§ PROBLEM REQUIREMENTS
In the listing below, locate the lines that hold the string "name". Copy those lines.

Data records
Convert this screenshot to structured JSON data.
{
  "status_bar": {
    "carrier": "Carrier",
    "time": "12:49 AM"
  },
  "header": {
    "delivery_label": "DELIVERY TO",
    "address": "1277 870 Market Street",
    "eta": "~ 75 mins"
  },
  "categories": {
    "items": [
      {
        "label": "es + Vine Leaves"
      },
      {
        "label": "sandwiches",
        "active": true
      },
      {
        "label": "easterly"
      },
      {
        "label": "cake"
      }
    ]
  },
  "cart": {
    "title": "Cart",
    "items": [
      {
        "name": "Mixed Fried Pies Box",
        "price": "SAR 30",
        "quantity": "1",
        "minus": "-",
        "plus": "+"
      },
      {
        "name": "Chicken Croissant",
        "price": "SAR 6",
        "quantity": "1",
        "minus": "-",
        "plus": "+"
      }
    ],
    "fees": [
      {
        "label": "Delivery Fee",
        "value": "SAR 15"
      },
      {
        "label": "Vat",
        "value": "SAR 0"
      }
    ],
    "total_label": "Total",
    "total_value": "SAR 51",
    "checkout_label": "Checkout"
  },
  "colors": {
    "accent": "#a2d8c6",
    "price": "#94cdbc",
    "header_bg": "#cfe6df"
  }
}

§ THE ANSWER
        "name": "Mixed Fried Pies Box",
        "name": "Chicken Croissant",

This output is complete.